** begin PAGE **
And I would read them and create the digested steps into Cards and organize them into days. This is an iterative process, I would first focus on the ballpark schedule so that I could put everything into the my scheduled numbers of days, and make sure the big transporation items are possible to tickets in the budget. In the later iterations, I would add more detailed steps including the ticket and transfer information etc, so that I could just follow the instructions when I am on the road. The Card design just makes this iterative process easy and intuitive.
With the Adds-on, Trello could even show you the Map View of your cards, it’s especially useful when you are planning the places you would like to visit in the city. You could see the obvious clusters for the markers on the map, and put them in the same day.
Also I would leverage on the Custom Fields adds-on to create extra field to document the cost and duration of the transportation. These are for further analysis at the later phase.
After finishing the planning and make sure I was correctly labeling the cards. I would run a script against Trello API to generate the Google Sheets budget spreadsheet.
#!/usr/bin/env ruby
require "google_drive"
require 'trello'
require 'time'
require 'json'
spreadsheet_id = '<Your Spread Sheet ID>'
target_currency = 'TWD'
config_file = File.read("config/trello.json")
config_for_trello = JSON.parse(config_file)
** end PAGE **
### OBJECTIVES
- 1) In the Trello planning text, what does the Custom Fields add-on record?
- 2) Condense the paragraph of the Trello planning text that begins "With the Adds-on, Trello could even show you" into a single shorter sentence.
- 3) Write out the part of the Trello planning text starting at "With the Adds-on, Trello" and ending at "the same day.".
The material from here on is separate from the Trello planning text.
** begin STORED DATA **
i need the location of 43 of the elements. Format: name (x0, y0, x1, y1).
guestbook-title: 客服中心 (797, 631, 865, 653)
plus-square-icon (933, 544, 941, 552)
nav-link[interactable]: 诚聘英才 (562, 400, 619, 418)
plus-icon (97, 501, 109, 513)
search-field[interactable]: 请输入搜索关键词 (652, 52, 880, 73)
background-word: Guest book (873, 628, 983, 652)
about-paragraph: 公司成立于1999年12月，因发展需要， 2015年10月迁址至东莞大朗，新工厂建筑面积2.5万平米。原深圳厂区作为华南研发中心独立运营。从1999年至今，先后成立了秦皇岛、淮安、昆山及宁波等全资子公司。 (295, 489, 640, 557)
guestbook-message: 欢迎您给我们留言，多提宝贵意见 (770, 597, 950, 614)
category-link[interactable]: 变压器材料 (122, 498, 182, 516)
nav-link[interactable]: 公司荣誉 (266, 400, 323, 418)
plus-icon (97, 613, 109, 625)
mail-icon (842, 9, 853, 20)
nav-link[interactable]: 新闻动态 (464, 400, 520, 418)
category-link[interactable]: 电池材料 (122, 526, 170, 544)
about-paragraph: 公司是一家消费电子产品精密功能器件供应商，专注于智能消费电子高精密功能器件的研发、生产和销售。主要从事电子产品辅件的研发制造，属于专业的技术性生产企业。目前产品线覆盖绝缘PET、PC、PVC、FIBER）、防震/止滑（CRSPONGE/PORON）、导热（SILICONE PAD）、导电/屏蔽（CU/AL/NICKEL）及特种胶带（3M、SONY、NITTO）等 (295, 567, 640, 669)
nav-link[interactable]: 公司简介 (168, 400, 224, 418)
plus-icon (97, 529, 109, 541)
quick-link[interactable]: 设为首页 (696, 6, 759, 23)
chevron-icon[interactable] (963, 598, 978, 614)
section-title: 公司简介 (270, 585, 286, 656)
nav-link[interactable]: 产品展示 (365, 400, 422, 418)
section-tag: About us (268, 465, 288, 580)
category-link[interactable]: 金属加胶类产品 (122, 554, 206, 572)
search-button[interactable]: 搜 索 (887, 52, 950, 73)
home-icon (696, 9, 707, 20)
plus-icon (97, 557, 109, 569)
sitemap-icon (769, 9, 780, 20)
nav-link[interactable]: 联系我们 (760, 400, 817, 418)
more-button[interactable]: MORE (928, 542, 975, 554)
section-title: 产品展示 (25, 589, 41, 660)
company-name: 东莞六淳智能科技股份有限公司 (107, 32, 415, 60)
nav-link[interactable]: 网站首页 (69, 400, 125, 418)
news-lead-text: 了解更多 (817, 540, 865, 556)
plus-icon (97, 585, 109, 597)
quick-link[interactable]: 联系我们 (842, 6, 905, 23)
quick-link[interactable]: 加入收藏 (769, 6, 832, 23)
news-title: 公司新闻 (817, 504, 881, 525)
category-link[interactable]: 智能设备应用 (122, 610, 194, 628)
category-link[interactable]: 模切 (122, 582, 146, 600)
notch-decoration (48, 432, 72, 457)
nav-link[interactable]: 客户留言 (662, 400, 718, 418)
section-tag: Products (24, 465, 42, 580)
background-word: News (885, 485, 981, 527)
** end STORED DATA **
### THE SOLUTIONS
- 1) The cost and duration of the transportation.

- 2) With add-ons, Trello can show cards in a Map View, which helps when planning places to visit in a city, since clusters of markers can be grouped into the same day.

- 3)
With the Adds-on, Trello could even show you the Map View of your cards, it’s especially useful when you are planning the places you would like to visit in the city. You could see the obvious clusters for the markers on the map, and put them in the same day.